▶ _WHAT IS BEING ASKED_: Continue the Camp Tricams review page below, picking up after its last line and writing in its style.

Camp/Adventure 16 Tricams Passive Pro

Camp/Adventure 16 Tricams Passive Pro 

DESCRIPTION

· Set of 11 · Aluminum, slung protection

USER REVIEWS

Showing 1-5 of 5  
[Nov 11, 2002]
Tanner
Climber

Really easy to place! They can be placed in paralel cracks. where has stoppers can't Shallow pockets also protect well with tri cams. There light and cheap. They can be a pig to clean!!! the other thing is there are great for building anchers because you don't waste cams. The smaller sizes are the most important. I never leave the ground with out my pink tricam

OVERALL
RATING
5
VALUE
RATING
5
[Feb 14, 2002]
Jon Jonckers
Climber

Seems to me that any glob of metal on any loop makes good protection. WRONG. As a rule, climbers generally prefer to use what they learned with when they were seconding climbs before lead climbing. That generally points to BD Stoppers or Wild Country Rocks. Fidgeting with the slings on Tricams, nesting an otherwise annoying knob to make three points of contact, and then hoping your second doesn''t waste as much time retrieving it as you spent placing it is not my idea of good pro. Stoppers weigh the same, they cover a wider range, you can sling more on a carabiner therefore they rack easier, and you can visually see a better placement without praying that rope drag won''t remove your last piece. These tricams are a decent supplement, but more often than not, a nut or a hex will fit much better

Customer Service

no experience

Similar Products Used:

Rocks, Super Rocks, Curve Nuts, Hexes, Stoppers, Wallnuts, Peenuts, and Brassies

OVERALL
RATING
3
VALUE
RATING
3
[Dec 04, 2001]
gregd
Climber

Strength:

None

Tri-cams seem to get sucked into horizontal cracks and pockets where SLCDs just can''t or won''t go into. They place VERY quickly and give you a "feel good" feeling. I tend to disagree about the other reviewer''s comments on ease of removal. They can be hard to get out--especially by an inexperienced second only using one hand. You can also place them so they cam OR passively like a nut--very versatile. I climb in the Gunks often and carry doubles on pink and red.

Customer Service

N/A

Similar Products Used:

There''s only one tri-cam!

▶ _THE DATA_:
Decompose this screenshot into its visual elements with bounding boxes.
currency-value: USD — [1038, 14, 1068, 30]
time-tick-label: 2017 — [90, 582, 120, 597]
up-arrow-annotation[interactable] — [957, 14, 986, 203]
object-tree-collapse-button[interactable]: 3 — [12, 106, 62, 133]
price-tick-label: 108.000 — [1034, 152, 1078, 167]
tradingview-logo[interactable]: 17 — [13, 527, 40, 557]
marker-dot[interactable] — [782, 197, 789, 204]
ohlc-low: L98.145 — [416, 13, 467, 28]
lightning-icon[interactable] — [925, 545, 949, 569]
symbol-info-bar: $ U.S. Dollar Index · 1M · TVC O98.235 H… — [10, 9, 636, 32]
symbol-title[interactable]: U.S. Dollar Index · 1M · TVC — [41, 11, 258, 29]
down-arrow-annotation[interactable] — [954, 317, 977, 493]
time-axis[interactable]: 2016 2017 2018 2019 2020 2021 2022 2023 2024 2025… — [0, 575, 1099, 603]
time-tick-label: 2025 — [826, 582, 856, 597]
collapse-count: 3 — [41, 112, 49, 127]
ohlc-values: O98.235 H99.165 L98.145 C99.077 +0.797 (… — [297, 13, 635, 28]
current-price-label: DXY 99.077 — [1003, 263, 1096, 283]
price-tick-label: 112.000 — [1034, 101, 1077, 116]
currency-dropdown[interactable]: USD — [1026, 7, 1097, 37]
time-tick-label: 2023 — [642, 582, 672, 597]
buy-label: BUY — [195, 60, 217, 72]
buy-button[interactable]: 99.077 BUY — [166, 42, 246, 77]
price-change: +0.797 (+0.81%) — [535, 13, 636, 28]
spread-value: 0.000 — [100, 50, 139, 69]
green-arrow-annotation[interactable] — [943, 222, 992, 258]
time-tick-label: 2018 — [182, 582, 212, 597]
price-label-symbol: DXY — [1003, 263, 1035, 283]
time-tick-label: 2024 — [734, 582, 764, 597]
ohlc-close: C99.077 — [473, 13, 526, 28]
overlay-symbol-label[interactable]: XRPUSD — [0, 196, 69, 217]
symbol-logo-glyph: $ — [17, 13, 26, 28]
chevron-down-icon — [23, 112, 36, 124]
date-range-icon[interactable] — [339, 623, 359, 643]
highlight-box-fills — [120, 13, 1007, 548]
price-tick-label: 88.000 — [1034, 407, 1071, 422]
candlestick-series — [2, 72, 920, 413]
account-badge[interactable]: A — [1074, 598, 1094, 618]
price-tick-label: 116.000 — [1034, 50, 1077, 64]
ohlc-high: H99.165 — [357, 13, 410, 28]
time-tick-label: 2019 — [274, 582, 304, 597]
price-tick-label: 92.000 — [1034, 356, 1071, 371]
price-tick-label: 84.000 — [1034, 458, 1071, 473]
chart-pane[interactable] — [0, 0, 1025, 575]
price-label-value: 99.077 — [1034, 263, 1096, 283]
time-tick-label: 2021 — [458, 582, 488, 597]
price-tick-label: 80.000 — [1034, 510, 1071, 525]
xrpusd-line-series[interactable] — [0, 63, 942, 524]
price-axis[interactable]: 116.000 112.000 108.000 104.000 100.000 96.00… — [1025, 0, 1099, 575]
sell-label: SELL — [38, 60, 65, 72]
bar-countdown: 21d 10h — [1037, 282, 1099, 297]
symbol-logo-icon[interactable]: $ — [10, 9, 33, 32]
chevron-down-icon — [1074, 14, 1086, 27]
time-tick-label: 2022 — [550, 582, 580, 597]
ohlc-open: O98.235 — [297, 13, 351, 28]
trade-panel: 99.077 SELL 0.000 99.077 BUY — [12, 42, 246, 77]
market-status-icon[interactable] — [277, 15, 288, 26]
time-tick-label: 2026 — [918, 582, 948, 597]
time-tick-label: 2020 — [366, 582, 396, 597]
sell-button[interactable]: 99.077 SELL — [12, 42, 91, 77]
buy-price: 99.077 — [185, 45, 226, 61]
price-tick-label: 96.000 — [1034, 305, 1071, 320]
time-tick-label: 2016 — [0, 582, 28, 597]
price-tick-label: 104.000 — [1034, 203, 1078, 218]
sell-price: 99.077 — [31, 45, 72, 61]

▶ _EXERCISE OUTPUT_:
OVERALL
RATING
4
VALUE
RATING
5
[Aug 03, 2001]
Greg Girard
Mountaineer

Lowe/Camp Tri-cams are simply the best rock protection available for alpine climbing when weight is everything. The seem to be able to be place solidly in rock features where one usually couldn't even image it would be possible to get anything to stick. I've tried every camming device available, including the superb BD Camalots, and keep coming back to Tri-cams as the mainstay of my rack. I'm down to four of the micro camalots only since it is only in those tiny thin cracks (smaller than finger size) where tri-cams won't fit. And almost nothing cleans faster on second than a tri-cam, making it possible to speed things up for your second. Basically, tri-cams give a 3:1 weight and price advantage over SLCDs. I highly recommend them for alpine mountaining where you can only carry so much. Actually, I guess I'd recommend them for any climbing at all.

Similar Products Used:

BD Camalots
Metoulious cams
pretty much everything made

OVERALL
RATING
5
VALUE
RATING
5
[Jul 23, 2001]
Kevin Friesen
Climber

Tri-Cams are second to only the awesome camalots, but if you need to place pro in a pocket the Tri-Cams by CAMP are where it is at. Large variety and sizes are nice and the dogbone on them is very, very strong.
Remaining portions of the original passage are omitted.